------ Extracted material ------
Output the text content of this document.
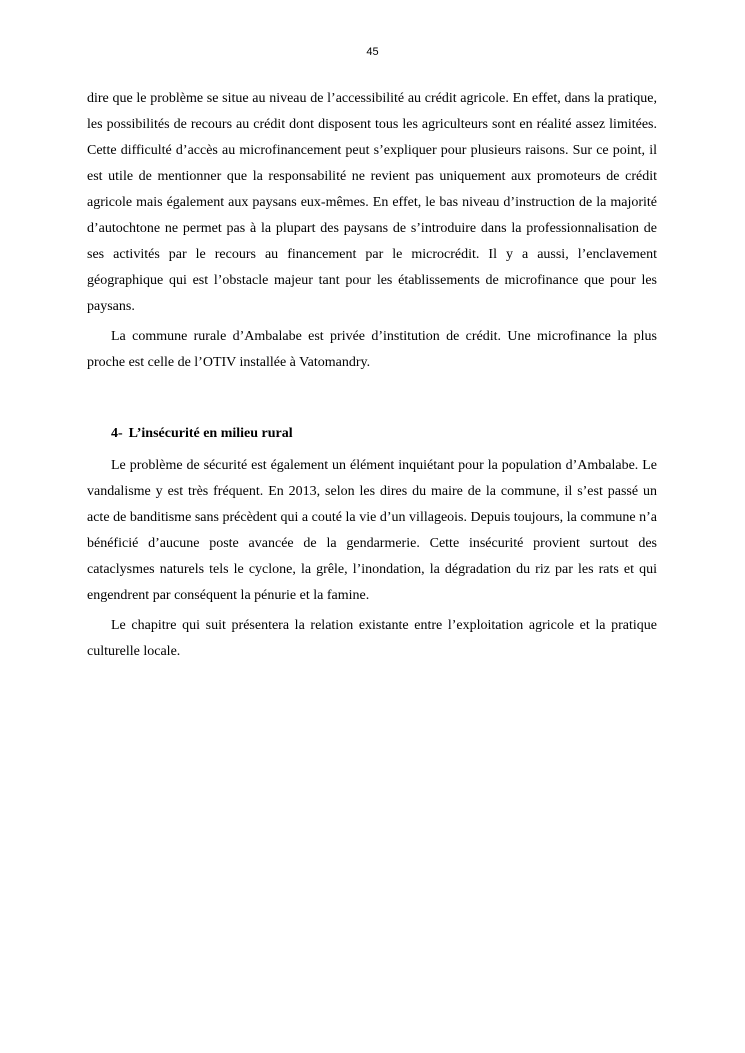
45

dire que le problème se situe au niveau de l’accessibilité au crédit agricole. En effet, dans la pratique, les possibilités de recours au crédit dont disposent tous les agriculteurs sont en réalité assez limitées. Cette difficulté d’accès au microfinancement peut s’expliquer pour plusieurs raisons. Sur ce point, il est utile de mentionner que la responsabilité ne revient pas uniquement aux promoteurs de crédit agricole mais également aux paysans eux-mêmes. En effet, le bas niveau d’instruction de la majorité d’autochtone ne permet pas à la plupart des paysans de s’introduire dans la professionnalisation de ses activités par le recours au financement par le microcrédit. Il y a aussi, l’enclavement géographique qui est l’obstacle majeur tant pour les établissements de microfinance que pour les paysans.

La commune rurale d’Ambalabe est privée d’institution de crédit. Une microfinance la plus proche est celle de l’OTIV installée à Vatomandry.

4- L’insécurité en milieu rural

Le problème de sécurité est également un élément inquiétant pour la population d’Ambalabe. Le vandalisme y est très fréquent. En 2013, selon les dires du maire de la commune, il s’est passé un acte de banditisme sans précèdent qui a couté la vie d’un villageois. Depuis toujours, la commune n’a bénéficié d’aucune poste avancée de la gendarmerie. Cette insécurité provient surtout des cataclysmes naturels tels le cyclone, la grêle, l’inondation, la dégradation du riz par les rats et qui engendrent par conséquent la pénurie et la famine.

Le chapitre qui suit présentera la relation existante entre l’exploitation agricole et la pratique culturelle locale.
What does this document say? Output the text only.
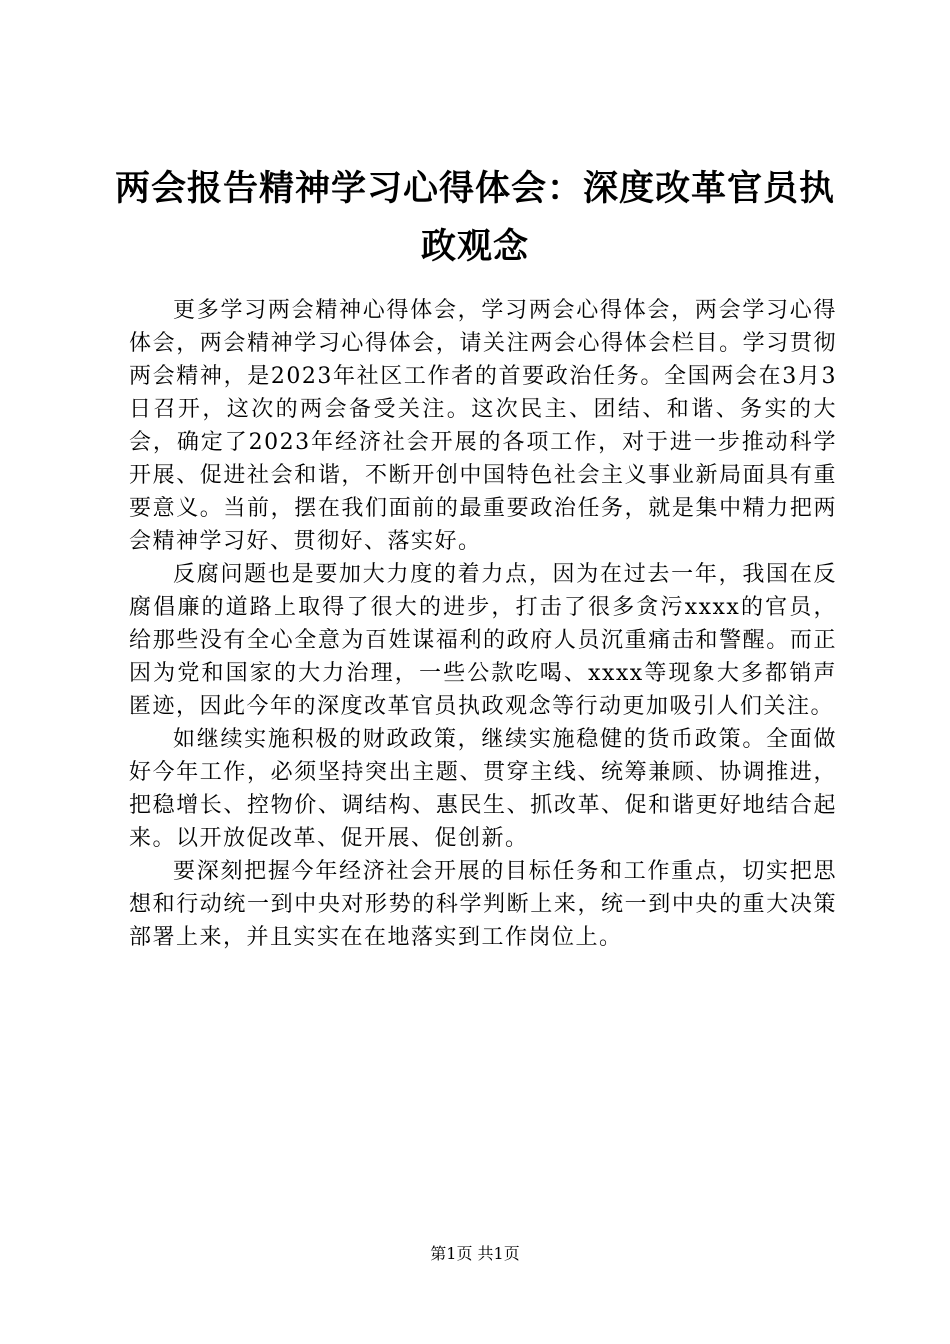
两会报告精神学习心得体会：深度改革官员执政观念

更多学习两会精神心得体会，学习两会心得体会，两会学习心得体会，两会精神学习心得体会，请关注两会心得体会栏目。学习贯彻两会精神，是2023年社区工作者的首要政治任务。全国两会在3月3日召开，这次的两会备受关注。这次民主、团结、和谐、务实的大会，确定了2023年经济社会开展的各项工作，对于进一步推动科学开展、促进社会和谐，不断开创中国特色社会主义事业新局面具有重要意义。当前，摆在我们面前的最重要政治任务，就是集中精力把两会精神学习好、贯彻好、落实好。

反腐问题也是要加大力度的着力点，因为在过去一年，我国在反腐倡廉的道路上取得了很大的进步，打击了很多贪污xxxx的官员，给那些没有全心全意为百姓谋福利的政府人员沉重痛击和警醒。而正因为党和国家的大力治理，一些公款吃喝、xxxx等现象大多都销声匿迹，因此今年的深度改革官员执政观念等行动更加吸引人们关注。

如继续实施积极的财政政策，继续实施稳健的货币政策。全面做好今年工作，必须坚持突出主题、贯穿主线、统筹兼顾、协调推进，把稳增长、控物价、调结构、惠民生、抓改革、促和谐更好地结合起来。以开放促改革、促开展、促创新。

要深刻把握今年经济社会开展的目标任务和工作重点，切实把思想和行动统一到中央对形势的科学判断上来，统一到中央的重大决策部署上来，并且实实在在地落实到工作岗位上。

第1页 共1页
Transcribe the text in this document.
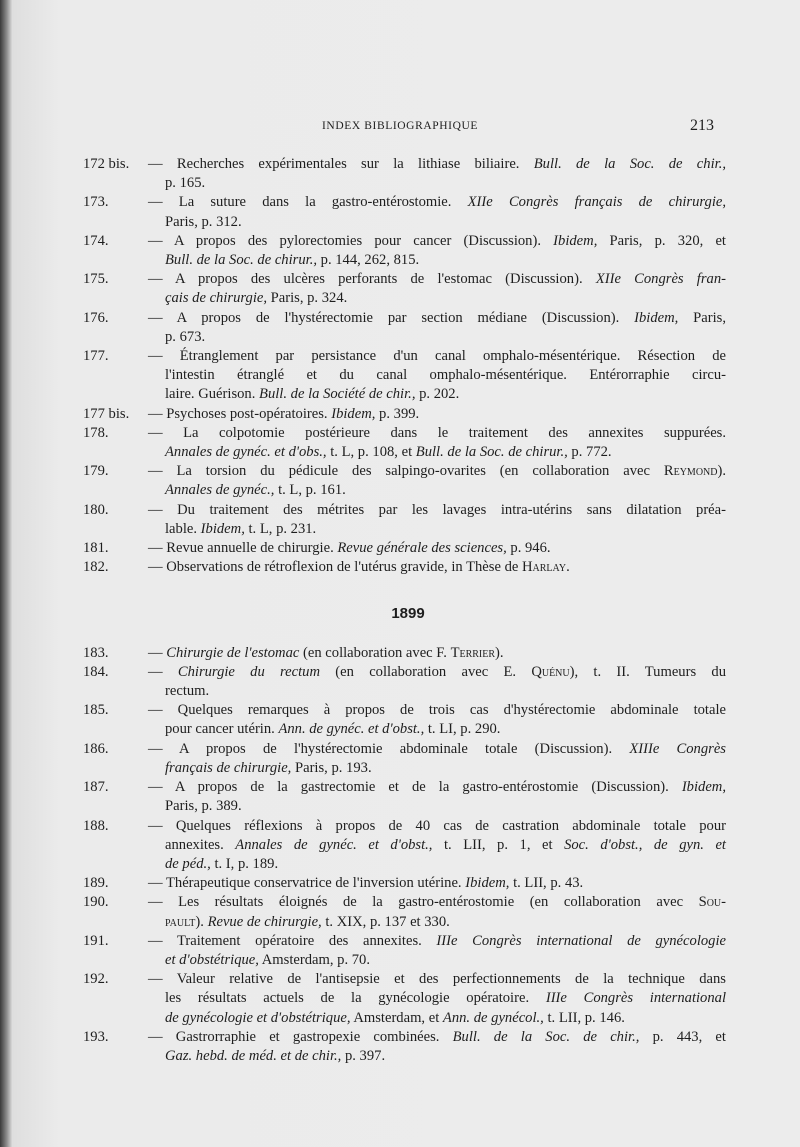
INDEX BIBLIOGRAPHIQUE	213
172 bis. — Recherches expérimentales sur la lithiase biliaire. Bull. de la Soc. de chir.,
p. 165.
173.	— La suture dans la gastro-entérostomie. XIIe Congrès français de chirurgie,
Paris, p. 312.
174.	— A propos des pylorectomies pour cancer (Discussion). Ibidem, Paris, p. 320, et
Bull. de la Soc. de chirur., p. 144, 262, 815.
175.	— A propos des ulcères perforants de l'estomac (Discussion). XIIe Congrès fran-
çais de chirurgie, Paris, p. 324.
176.	— A propos de l'hystérectomie par section médiane (Discussion). Ibidem, Paris,
p. 673.
177.	— Étranglement par persistance d'un canal omphalo-mésentérique. Résection de
l'intestin étranglé et du canal omphalo-mésentérique. Entérorraphie circu-
laire. Guérison. Bull. de la Société de chir., p. 202.
177 bis. — Psychoses post-opératoires. Ibidem, p. 399.
178.	— La colpotomie postérieure dans le traitement des annexites suppurées.
Annales de gynéc. et d'obs., t. L, p. 108, et Bull. de la Soc. de chirur., p. 772.
179.	— La torsion du pédicule des salpingo-ovarites (en collaboration avec Reymond).
Annales de gynéc., t. L, p. 161.
180.	— Du traitement des métrites par les lavages intra-utérins sans dilatation préa-
lable. Ibidem, t. L, p. 231.
181.	— Revue annuelle de chirurgie. Revue générale des sciences, p. 946.
182.	— Observations de rétroflexion de l'utérus gravide, in Thèse de Harlay.
1899
183.	— Chirurgie de l'estomac (en collaboration avec F. Terrier).
184.	— Chirurgie du rectum (en collaboration avec E. Quénu), t. II. Tumeurs du
rectum.
185.	— Quelques remarques à propos de trois cas d'hystérectomie abdominale totale
pour cancer utérin. Ann. de gynéc. et d'obst., t. LI, p. 290.
186.	— A propos de l'hystérectomie abdominale totale (Discussion). XIIIe Congrès
français de chirurgie, Paris, p. 193.
187.	— A propos de la gastrectomie et de la gastro-entérostomie (Discussion). Ibidem,
Paris, p. 389.
188.	— Quelques réflexions à propos de 40 cas de castration abdominale totale pour
annexites. Annales de gynéc. et d'obst., t. LII, p. 1, et Soc. d'obst., de gyn. et
de péd., t. I, p. 189.
189.	— Thérapeutique conservatrice de l'inversion utérine. Ibidem, t. LII, p. 43.
190.	— Les résultats éloignés de la gastro-entérostomie (en collaboration avec Sou-
pault). Revue de chirurgie, t. XIX, p. 137 et 330.
191.	— Traitement opératoire des annexites. IIIe Congrès international de gynécologie
et d'obstétrique, Amsterdam, p. 70.
192.	— Valeur relative de l'antisepsie et des perfectionnements de la technique dans
les résultats actuels de la gynécologie opératoire. IIIe Congrès international
de gynécologie et d'obstétrique, Amsterdam, et Ann. de gynécol., t. LII, p. 146.
193.	— Gastrorraphie et gastropexie combinées. Bull. de la Soc. de chir., p. 443, et
Gaz. hebd. de méd. et de chir., p. 397.
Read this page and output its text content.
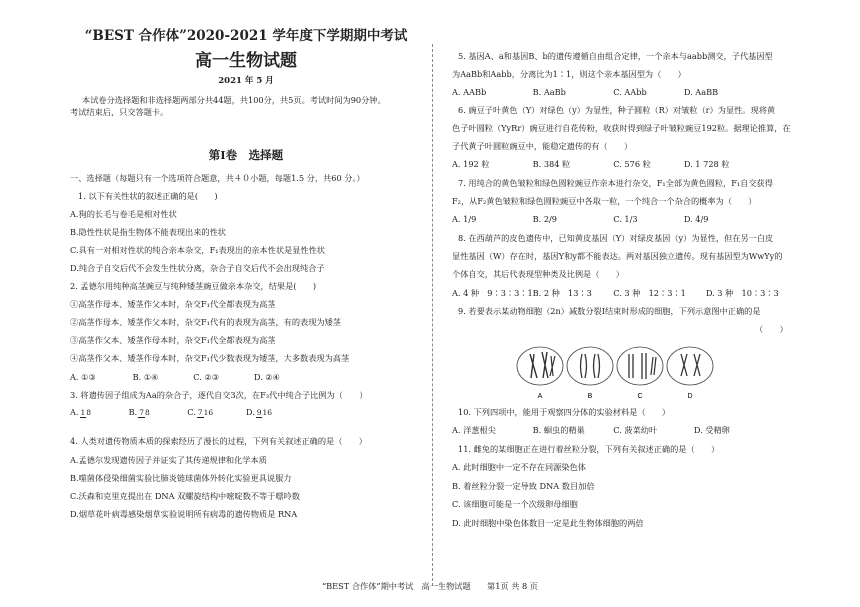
“BEST 合作体”2020-2021 学年度下学期期中考试
高一生物试题
2021 年 5 月
本试卷分选择题和非选择题两部分共44题，共100分，共5页。考试时间为90分钟。
考试结束后，只交答题卡。
第Ⅰ卷　选择题
一、选择题（每题只有一个选项符合题意，共４０小题，每题1.5 分，共60 分。）
1. 以下有关性状的叙述正确的是(　　)
A.狗的长毛与卷毛是相对性状
B.隐性性状是指生物体不能表现出来的性状
C.具有一对相对性状的纯合亲本杂交，F₁表现出的亲本性状是显性性状
D.纯合子自交后代不会发生性状分离，杂合子自交后代不会出现纯合子
2. 孟德尔用纯种高茎豌豆与纯种矮茎豌豆做亲本杂交，结果是(　　)
①高茎作母本、矮茎作父本时，杂交F₁代全都表现为高茎
②高茎作母本、矮茎作父本时，杂交F₁代有的表现为高茎，有的表现为矮茎
③高茎作父本、矮茎作母本时，杂交F₁代全都表现为高茎
④高茎作父本、矮茎作母本时，杂交F₁代少数表现为矮茎，大多数表现为高茎
A. ①③	B. ①④	C. ②③	D. ②④
3. 将遗传因子组成为Aa的杂合子，逐代自交3次，在F₃代中纯合子比例为（　　）
A. 18	B. 78	C. 716	D. 916
4. 人类对遗传物质本质的探索经历了漫长的过程，下列有关叙述正确的是（　　）
A.孟德尔发现遗传因子并证实了其传递规律和化学本质
B.噬菌体侵染细菌实验比肺炎链球菌体外转化实验更具说服力
C.沃森和克里克提出在 DNA 双螺旋结构中嘧啶数不等于嘌呤数
D.烟草花叶病毒感染烟草实验说明所有病毒的遗传物质是 RNA
5. 基因A、a和基因B、b的遗传遵循自由组合定律，一个亲本与aabb测交，子代基因型
为AaBb和Aabb，分离比为1∶1，则这个亲本基因型为（　　）
A. AABb	B. AaBb	C. AAbb	D. AaBB
6. 豌豆子叶黄色（Y）对绿色（y）为显性，种子圆粒（R）对皱粒（r）为显性。现将黄
色子叶圆粒（YyRr）豌豆进行自花传粉，收获时得到绿子叶皱粒豌豆192粒。据理论推算，在
子代黄子叶圆粒豌豆中，能稳定遗传的有（　　）
A. 192 粒	B. 384 粒	C. 576 粒	D. 1 728 粒
7. 用纯合的黄色皱粒和绿色圆粒豌豆作亲本进行杂交，F₁全部为黄色圆粒，F₁自交获得
F₂，从F₂黄色皱粒和绿色圆粒豌豆中各取一粒，一个纯合一个杂合的概率为（　　）
A. 1/9	B. 2/9	C. 1/3	D. 4/9
8. 在西葫芦的皮色遗传中，已知黄皮基因（Y）对绿皮基因（y）为显性，但在另一白皮
显性基因（W）存在时，基因Y和y都不能表达。两对基因独立遗传。现有基因型为WwYy的
个体自交，其后代表现型种类及比例是（　　）
A. 4 种　9∶3∶3∶1 B. 2 种　13∶3	C. 3 种　12∶3∶1 D. 3 种　10∶3∶3
9. 若要表示某动物细胞（2n）减数分裂Ⅰ结束时形成的细胞，下列示意图中正确的是
（　　）
A	B	C	D
10. 下列四项中，能用于观察四分体的实验材料是（　　）
A. 洋葱根尖	B. 蛔虫的精巢	C. 菠菜幼叶	D. 受精卵
11. 雌兔的某细胞正在进行着丝粒分裂，下列有关叙述正确的是（　　）
A. 此时细胞中一定不存在同源染色体
B. 着丝粒分裂一定导致 DNA 数目加倍
C. 该细胞可能是一个次级卵母细胞
D. 此时细胞中染色体数目一定是此生物体细胞的两倍
“BEST 合作体”期中考试　高一生物试题　　第1页 共 8 页
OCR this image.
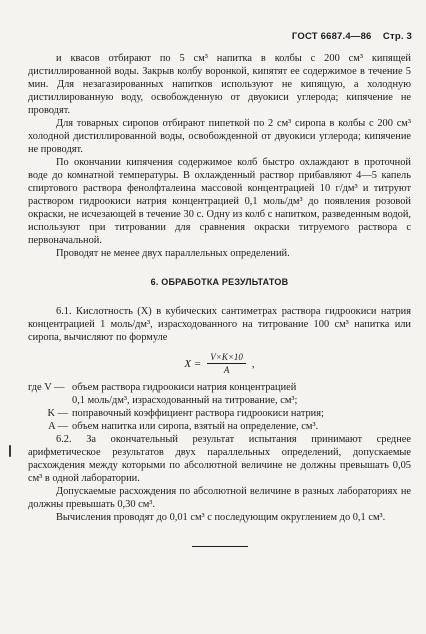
ГОСТ 6687.4—86 Стр. 3

и квасов отбирают по 5 см³ напитка в колбы с 200 см³ кипящей дистиллированной воды. Закрыв колбу воронкой, кипятят ее содержимое в течение 5 мин. Для незагазированных напитков используют не кипящую, а холодную дистиллированную воду, освобожденную от двуокиси углерода; кипячение не проводят.

Для товарных сиропов отбирают пипеткой по 2 см³ сиропа в колбы с 200 см³ холодной дистиллированной воды, освобожденной от двуокиси углерода; кипячение не проводят.

По окончании кипячения содержимое колб быстро охлаждают в проточной воде до комнатной температуры. В охлажденный раствор прибавляют 4—5 капель спиртового раствора фенолфталеина массовой концентрацией 10 г/дм³ и титруют раствором гидроокиси натрия концентрацией 0,1 моль/дм³ до появления розовой окраски, не исчезающей в течение 30 с. Одну из колб с напитком, разведенным водой, используют при титровании для сравнения окраски титруемого раствора с первоначальной.

Проводят не менее двух параллельных определений.

6. ОБРАБОТКА РЕЗУЛЬТАТОВ

6.1. Кислотность (X) в кубических сантиметрах раствора гидроокиси натрия концентрацией 1 моль/дм³, израсходованного на титрование 100 см³ напитка или сиропа, вычисляют по формуле

$X = \frac{V\times K\times 10}{A}$ ,
где V — объем раствора гидроокиси натрия концентрацией
0,1 моль/дм³, израсходованный на титрование, см³;
K — поправочный коэффициент раствора гидроокиси натрия;
A — объем напитка или сиропа, взятый на определение, см³.

6.2. За окончательный результат испытания принимают среднее арифметическое результатов двух параллельных определений, допускаемые расхождения между которыми по абсолютной величине не должны превышать 0,05 см³ в одной лаборатории.

Допускаемые расхождения по абсолютной величине в разных лабораториях не должны превышать 0,30 см³.

Вычисления проводят до 0,01 см³ с последующим округлением до 0,1 см³.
------
→ Task prompt
Exclude all pictures and reproduce exactly the lines from the one containing "OCR this image." through the final line of the entries above.

→ Response to this task
OCR this image.
ГОСТ 6687.4—86 Стр. 3

и квасов отбирают по 5 см³ напитка в колбы с 200 см³ кипящей дистиллированной воды. Закрыв колбу воронкой, кипятят ее содержимое в течение 5 мин. Для незагазированных напитков используют не кипящую, а холодную дистиллированную воду, освобожденную от двуокиси углерода; кипячение не проводят.

Для товарных сиропов отбирают пипеткой по 2 см³ сиропа в колбы с 200 см³ холодной дистиллированной воды, освобожденной от двуокиси углерода; кипячение не проводят.

По окончании кипячения содержимое колб быстро охлаждают в проточной воде до комнатной температуры. В охлажденный раствор прибавляют 4—5 капель спиртового раствора фенолфталеина массовой концентрацией 10 г/дм³ и титруют раствором гидроокиси натрия концентрацией 0,1 моль/дм³ до появления розовой окраски, не исчезающей в течение 30 с. Одну из колб с напитком, разведенным водой, используют при титровании для сравнения окраски титруемого раствора с первоначальной.

Проводят не менее двух параллельных определений.

6. ОБРАБОТКА РЕЗУЛЬТАТОВ

6.1. Кислотность (X) в кубических сантиметрах раствора гидроокиси натрия концентрацией 1 моль/дм³, израсходованного на титрование 100 см³ напитка или сиропа, вычисляют по формуле

$X = \frac{V\times K\times 10}{A}$ ,
где V — объем раствора гидроокиси натрия концентрацией
0,1 моль/дм³, израсходованный на титрование, см³;
K — поправочный коэффициент раствора гидроокиси натрия;
A — объем напитка или сиропа, взятый на определение, см³.

6.2. За окончательный результат испытания принимают среднее арифметическое результатов двух параллельных определений, допускаемые расхождения между которыми по абсолютной величине не должны превышать 0,05 см³ в одной лаборатории.

Допускаемые расхождения по абсолютной величине в разных лабораториях не должны превышать 0,30 см³.

Вычисления проводят до 0,01 см³ с последующим округлением до 0,1 см³.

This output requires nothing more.